> _WHAT IS EXPECTED_:
Look through the data below. Collect every line where the word "husband" occurs.

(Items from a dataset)
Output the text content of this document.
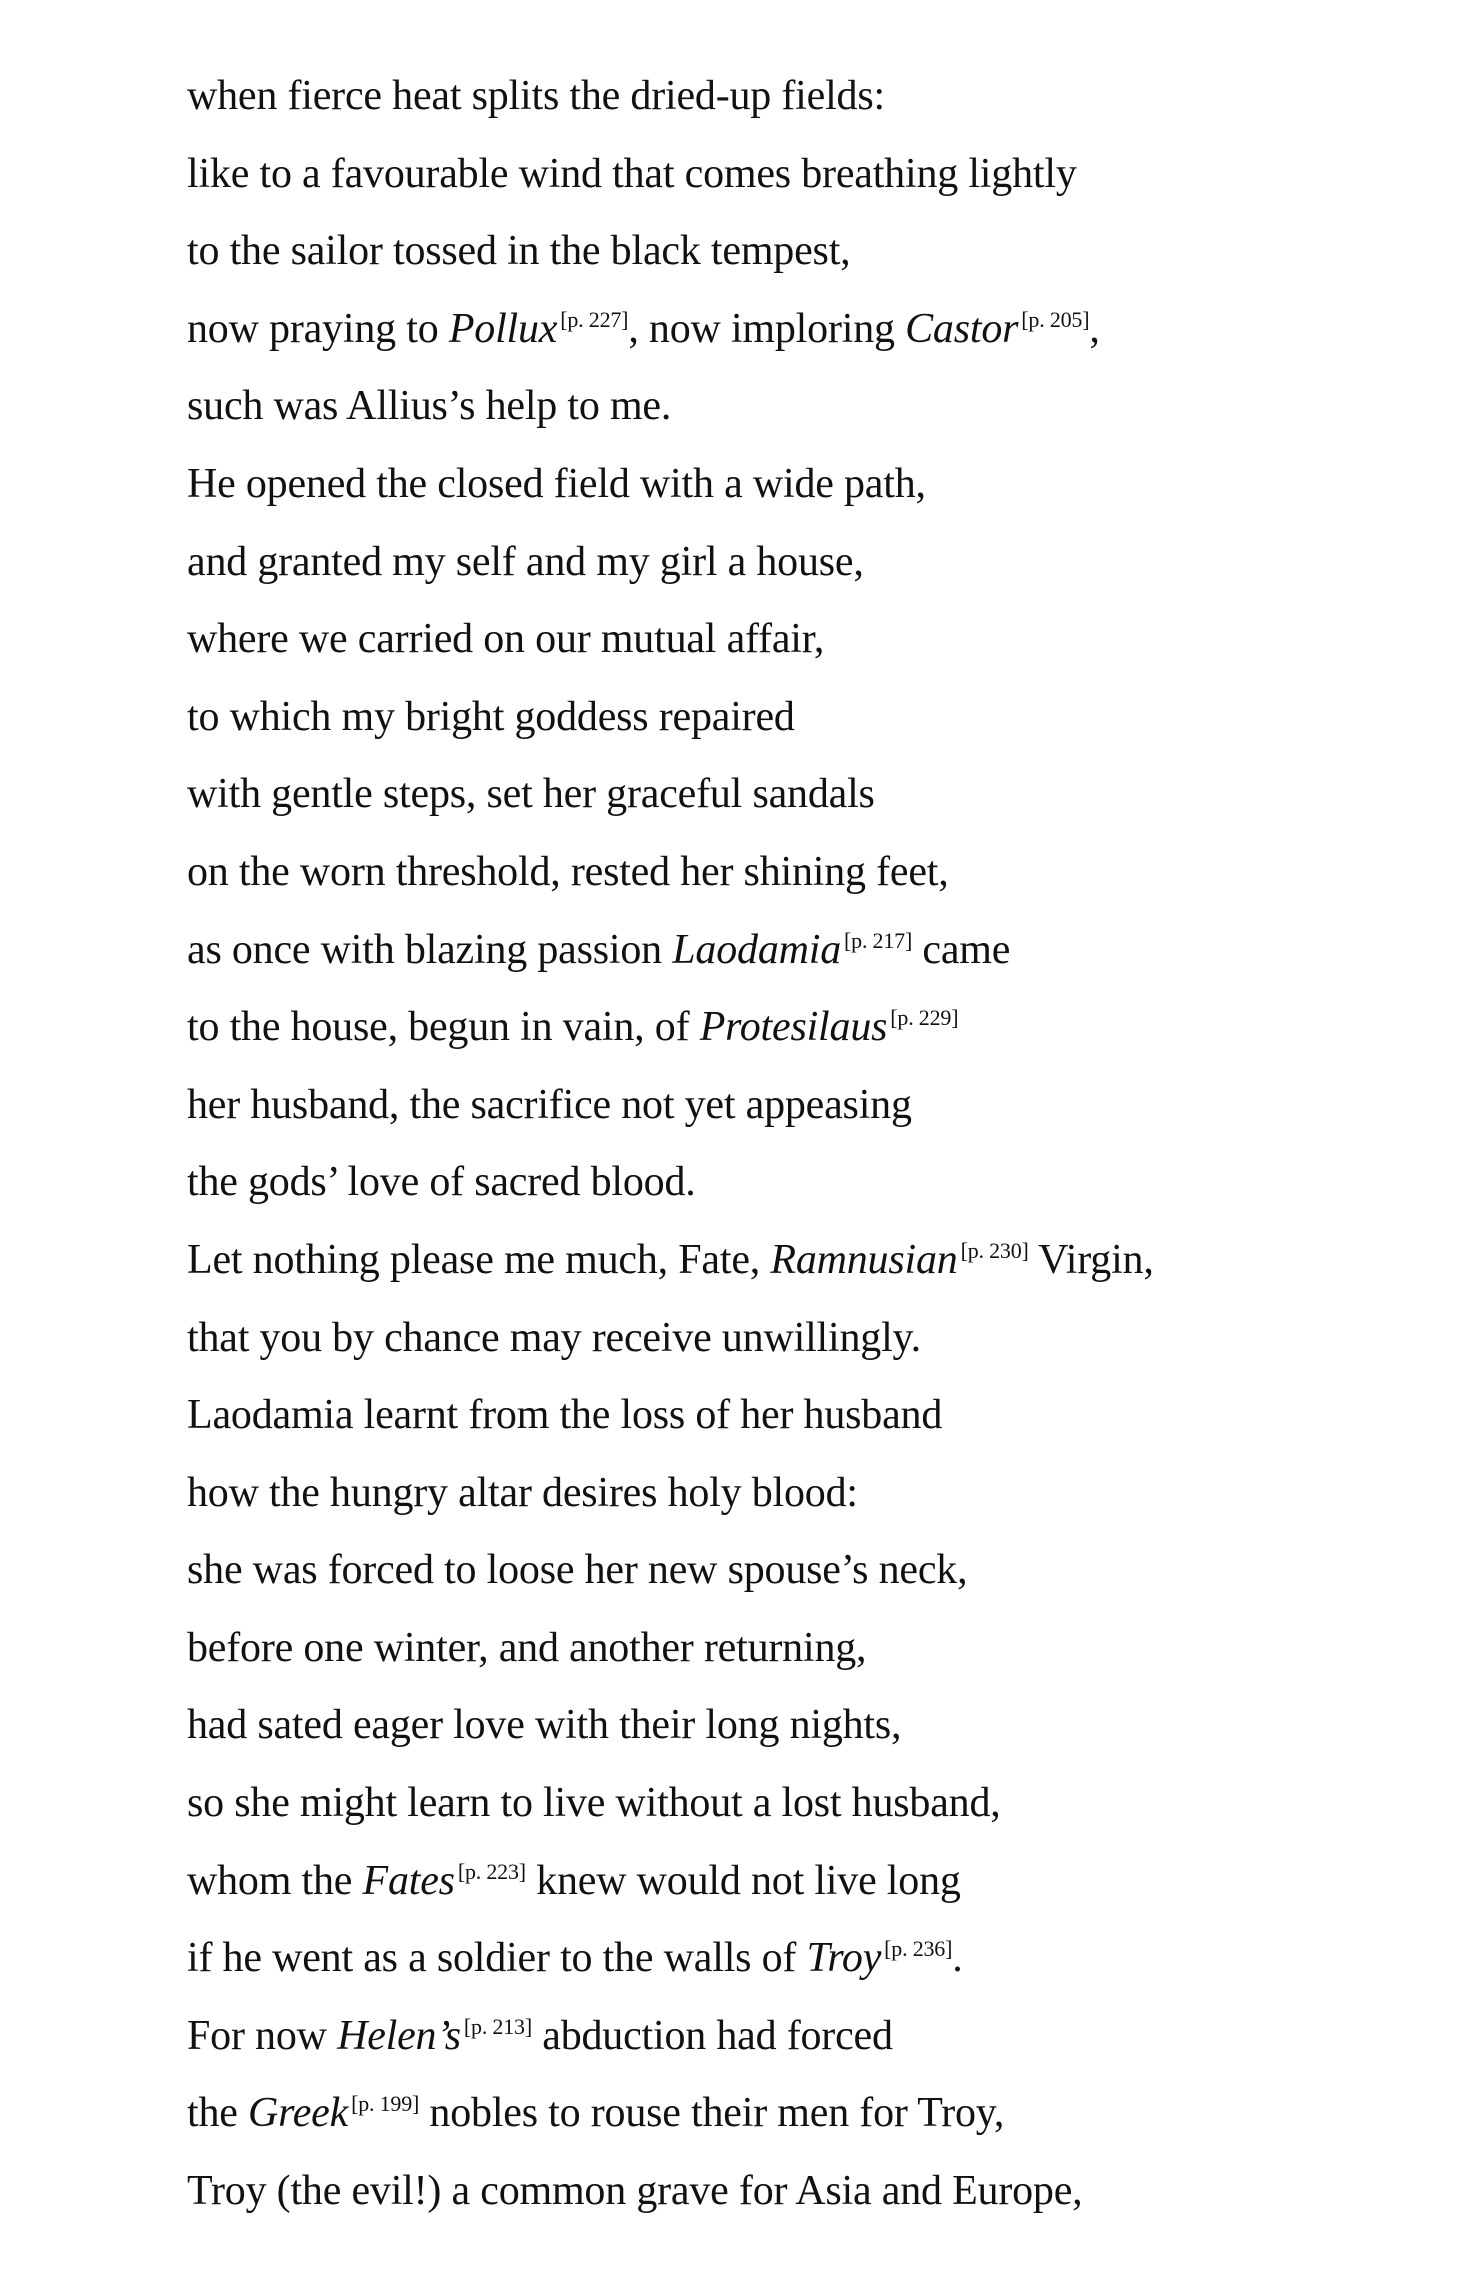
when fierce heat splits the dried-up fields:
like to a favourable wind that comes breathing lightly
to the sailor tossed in the black tempest,
now praying to Pollux [p. 227], now imploring Castor [p. 205],
such was Allius’s help to me.
He opened the closed field with a wide path,
and granted my self and my girl a house,
where we carried on our mutual affair,
to which my bright goddess repaired
with gentle steps, set her graceful sandals
on the worn threshold, rested her shining feet,
as once with blazing passion Laodamia [p. 217] came
to the house, begun in vain, of Protesilaus [p. 229]
her husband, the sacrifice not yet appeasing
the gods’ love of sacred blood.
Let nothing please me much, Fate, Ramnusian [p. 230] Virgin,
that you by chance may receive unwillingly.
Laodamia learnt from the loss of her husband
how the hungry altar desires holy blood:
she was forced to loose her new spouse’s neck,
before one winter, and another returning,
had sated eager love with their long nights,
so she might learn to live without a lost husband,
whom the Fates [p. 223] knew would not live long
if he went as a soldier to the walls of Troy [p. 236].
For now Helen’s [p. 213] abduction had forced
the Greek [p. 199] nobles to rouse their men for Troy,
Troy (the evil!) a common grave for Asia and Europe,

> _TASK RESPONSE_:
her husband, the sacrifice not yet appeasing
Laodamia learnt from the loss of her husband
so she might learn to live without a lost husband,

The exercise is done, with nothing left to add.